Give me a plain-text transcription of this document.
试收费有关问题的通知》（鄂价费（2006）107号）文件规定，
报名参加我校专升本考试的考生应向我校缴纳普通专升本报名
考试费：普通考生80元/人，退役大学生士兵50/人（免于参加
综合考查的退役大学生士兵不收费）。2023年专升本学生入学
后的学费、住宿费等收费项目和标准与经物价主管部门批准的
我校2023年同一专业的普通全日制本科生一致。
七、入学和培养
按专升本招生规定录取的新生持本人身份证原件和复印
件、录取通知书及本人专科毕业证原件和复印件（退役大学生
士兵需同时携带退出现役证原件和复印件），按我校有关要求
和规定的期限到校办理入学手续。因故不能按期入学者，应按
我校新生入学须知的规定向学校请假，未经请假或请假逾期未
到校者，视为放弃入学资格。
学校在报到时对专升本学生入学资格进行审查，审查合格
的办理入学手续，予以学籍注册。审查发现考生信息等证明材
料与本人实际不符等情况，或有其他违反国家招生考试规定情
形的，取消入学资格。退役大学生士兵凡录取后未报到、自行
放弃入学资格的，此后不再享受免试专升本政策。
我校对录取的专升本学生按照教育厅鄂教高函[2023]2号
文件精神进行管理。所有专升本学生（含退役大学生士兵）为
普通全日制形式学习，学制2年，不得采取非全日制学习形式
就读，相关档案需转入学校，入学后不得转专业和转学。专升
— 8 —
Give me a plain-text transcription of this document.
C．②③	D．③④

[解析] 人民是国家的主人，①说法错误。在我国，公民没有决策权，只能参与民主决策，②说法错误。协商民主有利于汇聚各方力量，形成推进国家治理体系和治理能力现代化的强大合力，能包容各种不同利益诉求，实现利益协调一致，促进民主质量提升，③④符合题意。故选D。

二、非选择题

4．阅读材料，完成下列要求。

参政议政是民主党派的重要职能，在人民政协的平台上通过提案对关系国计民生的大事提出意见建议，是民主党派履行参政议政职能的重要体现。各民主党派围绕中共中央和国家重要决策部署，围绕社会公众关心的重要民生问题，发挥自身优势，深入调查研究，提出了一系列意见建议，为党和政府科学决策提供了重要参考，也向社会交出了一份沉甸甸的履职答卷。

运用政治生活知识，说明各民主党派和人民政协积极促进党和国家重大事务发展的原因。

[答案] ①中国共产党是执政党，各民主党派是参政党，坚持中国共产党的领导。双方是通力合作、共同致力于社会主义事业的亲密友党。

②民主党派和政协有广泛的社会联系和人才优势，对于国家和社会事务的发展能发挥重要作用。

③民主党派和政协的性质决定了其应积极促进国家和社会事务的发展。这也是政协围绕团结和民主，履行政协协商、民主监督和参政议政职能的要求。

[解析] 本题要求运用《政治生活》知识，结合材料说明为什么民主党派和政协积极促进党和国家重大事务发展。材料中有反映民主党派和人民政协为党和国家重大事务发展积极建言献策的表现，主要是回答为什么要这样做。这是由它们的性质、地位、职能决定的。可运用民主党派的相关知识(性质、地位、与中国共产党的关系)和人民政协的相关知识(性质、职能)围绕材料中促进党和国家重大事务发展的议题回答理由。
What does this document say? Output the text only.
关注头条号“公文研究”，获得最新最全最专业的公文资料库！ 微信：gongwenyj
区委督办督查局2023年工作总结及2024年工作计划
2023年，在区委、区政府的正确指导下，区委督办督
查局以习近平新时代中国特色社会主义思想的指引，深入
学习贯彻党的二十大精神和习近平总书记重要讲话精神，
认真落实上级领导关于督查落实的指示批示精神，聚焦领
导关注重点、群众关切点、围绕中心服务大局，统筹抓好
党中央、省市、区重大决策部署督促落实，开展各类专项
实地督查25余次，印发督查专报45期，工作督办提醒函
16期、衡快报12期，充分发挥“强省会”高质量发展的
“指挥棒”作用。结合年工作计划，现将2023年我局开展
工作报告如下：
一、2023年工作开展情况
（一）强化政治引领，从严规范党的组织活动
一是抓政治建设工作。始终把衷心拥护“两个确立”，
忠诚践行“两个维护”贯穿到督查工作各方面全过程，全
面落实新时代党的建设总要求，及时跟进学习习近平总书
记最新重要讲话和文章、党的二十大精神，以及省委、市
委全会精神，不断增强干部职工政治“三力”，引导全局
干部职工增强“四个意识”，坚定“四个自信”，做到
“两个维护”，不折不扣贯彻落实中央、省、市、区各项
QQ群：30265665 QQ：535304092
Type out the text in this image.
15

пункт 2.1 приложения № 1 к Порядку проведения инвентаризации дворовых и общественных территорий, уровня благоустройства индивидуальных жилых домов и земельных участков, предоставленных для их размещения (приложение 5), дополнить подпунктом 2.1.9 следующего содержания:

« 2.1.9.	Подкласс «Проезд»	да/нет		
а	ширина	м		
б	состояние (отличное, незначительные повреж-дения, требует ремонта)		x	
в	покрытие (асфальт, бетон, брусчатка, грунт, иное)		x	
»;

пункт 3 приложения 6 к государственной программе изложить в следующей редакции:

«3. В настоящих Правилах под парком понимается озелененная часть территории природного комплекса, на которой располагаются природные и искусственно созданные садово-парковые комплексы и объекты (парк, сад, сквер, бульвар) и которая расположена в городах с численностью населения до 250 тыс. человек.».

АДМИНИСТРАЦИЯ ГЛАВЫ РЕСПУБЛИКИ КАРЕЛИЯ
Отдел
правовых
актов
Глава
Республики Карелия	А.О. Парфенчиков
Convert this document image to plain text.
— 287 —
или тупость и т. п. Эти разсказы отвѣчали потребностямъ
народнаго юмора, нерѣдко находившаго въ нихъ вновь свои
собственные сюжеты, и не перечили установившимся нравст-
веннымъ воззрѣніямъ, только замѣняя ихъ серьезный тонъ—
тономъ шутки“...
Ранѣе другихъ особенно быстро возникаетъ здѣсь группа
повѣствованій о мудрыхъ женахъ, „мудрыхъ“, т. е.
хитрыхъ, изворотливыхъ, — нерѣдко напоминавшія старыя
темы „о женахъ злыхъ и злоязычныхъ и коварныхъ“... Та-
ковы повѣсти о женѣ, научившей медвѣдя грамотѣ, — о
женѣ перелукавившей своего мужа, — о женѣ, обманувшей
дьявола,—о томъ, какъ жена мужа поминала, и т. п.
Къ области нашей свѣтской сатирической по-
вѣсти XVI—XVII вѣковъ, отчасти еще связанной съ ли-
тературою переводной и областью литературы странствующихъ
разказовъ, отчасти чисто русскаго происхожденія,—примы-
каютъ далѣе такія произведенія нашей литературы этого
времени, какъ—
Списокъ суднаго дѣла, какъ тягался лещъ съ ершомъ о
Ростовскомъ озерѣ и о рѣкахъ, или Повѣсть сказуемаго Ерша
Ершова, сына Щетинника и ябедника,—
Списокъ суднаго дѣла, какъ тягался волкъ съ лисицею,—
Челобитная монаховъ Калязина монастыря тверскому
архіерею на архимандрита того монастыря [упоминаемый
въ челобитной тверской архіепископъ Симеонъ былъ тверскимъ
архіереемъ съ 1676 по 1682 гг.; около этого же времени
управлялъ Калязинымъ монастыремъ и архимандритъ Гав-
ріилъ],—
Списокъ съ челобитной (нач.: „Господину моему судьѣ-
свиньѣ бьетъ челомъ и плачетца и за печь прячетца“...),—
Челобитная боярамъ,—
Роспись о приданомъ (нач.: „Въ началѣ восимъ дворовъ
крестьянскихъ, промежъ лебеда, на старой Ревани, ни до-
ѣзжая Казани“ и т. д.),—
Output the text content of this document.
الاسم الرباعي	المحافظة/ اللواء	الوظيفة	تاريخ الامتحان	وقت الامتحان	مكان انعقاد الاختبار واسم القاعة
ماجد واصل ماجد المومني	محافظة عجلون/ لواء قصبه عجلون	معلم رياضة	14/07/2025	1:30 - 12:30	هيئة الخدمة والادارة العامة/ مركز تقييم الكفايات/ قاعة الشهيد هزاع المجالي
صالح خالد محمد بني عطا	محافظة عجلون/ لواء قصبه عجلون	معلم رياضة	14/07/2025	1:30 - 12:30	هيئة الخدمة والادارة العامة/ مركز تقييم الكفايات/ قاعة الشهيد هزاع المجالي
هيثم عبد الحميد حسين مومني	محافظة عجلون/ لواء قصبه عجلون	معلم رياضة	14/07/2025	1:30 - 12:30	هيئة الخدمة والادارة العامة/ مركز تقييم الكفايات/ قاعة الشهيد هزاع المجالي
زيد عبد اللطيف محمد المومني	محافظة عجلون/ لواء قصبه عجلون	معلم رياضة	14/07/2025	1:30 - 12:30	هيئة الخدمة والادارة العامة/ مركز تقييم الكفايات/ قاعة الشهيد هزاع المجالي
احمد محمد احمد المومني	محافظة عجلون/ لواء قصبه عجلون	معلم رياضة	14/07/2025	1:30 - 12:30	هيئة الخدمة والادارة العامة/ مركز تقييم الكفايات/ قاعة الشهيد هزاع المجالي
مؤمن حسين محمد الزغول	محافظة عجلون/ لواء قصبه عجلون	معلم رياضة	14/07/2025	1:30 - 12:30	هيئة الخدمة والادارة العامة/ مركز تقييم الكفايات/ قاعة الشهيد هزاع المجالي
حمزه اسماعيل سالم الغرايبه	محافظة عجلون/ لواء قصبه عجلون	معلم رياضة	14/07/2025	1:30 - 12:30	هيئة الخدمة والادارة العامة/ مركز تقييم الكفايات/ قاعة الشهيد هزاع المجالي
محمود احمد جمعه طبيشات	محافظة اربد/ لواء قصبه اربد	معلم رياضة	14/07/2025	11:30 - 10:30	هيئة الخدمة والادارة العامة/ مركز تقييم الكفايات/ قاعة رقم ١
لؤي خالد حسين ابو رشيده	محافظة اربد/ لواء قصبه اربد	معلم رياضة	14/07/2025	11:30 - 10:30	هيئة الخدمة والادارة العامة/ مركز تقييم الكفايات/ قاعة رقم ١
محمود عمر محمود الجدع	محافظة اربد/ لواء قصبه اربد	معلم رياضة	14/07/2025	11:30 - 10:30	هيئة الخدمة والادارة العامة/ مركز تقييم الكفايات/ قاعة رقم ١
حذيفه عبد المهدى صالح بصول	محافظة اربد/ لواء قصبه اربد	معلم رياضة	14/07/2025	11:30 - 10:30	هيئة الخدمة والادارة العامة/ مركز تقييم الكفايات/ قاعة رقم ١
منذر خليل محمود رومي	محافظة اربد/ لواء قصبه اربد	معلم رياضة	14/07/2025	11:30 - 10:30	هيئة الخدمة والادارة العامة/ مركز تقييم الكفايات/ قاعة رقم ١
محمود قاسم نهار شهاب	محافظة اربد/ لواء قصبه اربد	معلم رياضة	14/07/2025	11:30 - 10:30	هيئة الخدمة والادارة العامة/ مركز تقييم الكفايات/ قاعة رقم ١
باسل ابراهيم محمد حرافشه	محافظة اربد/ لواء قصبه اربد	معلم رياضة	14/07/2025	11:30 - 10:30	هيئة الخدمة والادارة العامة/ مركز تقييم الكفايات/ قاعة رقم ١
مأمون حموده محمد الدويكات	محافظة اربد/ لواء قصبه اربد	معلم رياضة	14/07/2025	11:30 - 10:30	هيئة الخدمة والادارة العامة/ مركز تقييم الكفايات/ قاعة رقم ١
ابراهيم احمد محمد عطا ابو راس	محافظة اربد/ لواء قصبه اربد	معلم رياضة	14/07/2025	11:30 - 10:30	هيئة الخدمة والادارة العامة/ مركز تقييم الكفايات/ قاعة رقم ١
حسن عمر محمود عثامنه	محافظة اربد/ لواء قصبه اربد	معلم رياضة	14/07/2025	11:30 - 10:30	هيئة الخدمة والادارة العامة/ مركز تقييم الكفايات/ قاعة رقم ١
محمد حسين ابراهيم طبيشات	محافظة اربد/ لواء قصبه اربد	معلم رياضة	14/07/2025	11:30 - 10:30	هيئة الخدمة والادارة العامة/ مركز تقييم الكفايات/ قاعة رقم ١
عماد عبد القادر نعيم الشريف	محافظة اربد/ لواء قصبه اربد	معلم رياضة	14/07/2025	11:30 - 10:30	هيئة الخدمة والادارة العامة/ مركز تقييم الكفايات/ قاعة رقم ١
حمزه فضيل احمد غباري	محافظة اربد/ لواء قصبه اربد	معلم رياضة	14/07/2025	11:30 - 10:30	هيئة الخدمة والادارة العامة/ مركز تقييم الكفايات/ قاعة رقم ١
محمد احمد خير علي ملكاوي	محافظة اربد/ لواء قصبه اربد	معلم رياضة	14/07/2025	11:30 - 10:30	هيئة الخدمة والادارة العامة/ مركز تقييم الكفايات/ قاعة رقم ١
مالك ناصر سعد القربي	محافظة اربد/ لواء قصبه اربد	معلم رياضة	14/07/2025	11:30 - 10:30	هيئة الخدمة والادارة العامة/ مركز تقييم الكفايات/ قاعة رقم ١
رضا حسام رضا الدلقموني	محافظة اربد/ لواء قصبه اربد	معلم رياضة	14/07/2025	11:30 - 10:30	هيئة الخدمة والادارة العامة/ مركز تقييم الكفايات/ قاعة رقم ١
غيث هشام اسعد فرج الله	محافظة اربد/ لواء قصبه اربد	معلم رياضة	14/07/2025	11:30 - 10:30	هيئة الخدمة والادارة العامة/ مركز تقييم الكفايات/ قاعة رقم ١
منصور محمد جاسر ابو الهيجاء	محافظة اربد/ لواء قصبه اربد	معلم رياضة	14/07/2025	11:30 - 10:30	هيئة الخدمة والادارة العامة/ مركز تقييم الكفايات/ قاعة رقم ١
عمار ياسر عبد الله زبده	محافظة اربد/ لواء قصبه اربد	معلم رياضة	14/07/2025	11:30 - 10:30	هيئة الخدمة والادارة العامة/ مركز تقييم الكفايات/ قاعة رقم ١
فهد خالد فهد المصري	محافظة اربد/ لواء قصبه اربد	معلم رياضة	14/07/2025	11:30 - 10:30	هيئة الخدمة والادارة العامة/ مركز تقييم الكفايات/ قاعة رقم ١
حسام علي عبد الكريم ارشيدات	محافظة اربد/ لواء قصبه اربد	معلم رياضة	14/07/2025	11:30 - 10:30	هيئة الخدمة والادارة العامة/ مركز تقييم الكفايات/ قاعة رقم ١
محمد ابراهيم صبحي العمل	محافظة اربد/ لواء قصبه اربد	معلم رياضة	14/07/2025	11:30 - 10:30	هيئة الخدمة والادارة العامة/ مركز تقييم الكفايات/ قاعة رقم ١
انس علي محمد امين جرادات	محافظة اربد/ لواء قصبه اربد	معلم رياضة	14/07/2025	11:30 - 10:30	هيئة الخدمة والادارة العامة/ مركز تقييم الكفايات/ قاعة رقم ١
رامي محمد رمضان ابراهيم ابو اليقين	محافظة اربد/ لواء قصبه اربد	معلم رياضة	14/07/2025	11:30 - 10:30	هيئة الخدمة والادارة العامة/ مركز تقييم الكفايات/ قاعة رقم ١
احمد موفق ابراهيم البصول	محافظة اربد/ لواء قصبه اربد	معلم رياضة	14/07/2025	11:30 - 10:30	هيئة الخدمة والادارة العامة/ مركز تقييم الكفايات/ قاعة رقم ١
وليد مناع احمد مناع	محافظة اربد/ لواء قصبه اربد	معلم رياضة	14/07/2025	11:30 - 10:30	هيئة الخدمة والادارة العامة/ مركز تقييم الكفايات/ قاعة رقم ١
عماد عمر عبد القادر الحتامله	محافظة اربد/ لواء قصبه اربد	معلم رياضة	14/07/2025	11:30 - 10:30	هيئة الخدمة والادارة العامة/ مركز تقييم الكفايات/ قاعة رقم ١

◇ ◇ ◇ ◇ ◇ ◇ ◇

Locate the word "дѣла" in the entries, and copy every line where it is found.

Списокъ суднаго дѣла, какъ тягался лещъ съ ершомъ о
Списокъ суднаго дѣла, какъ тягался волкъ съ лисицею,—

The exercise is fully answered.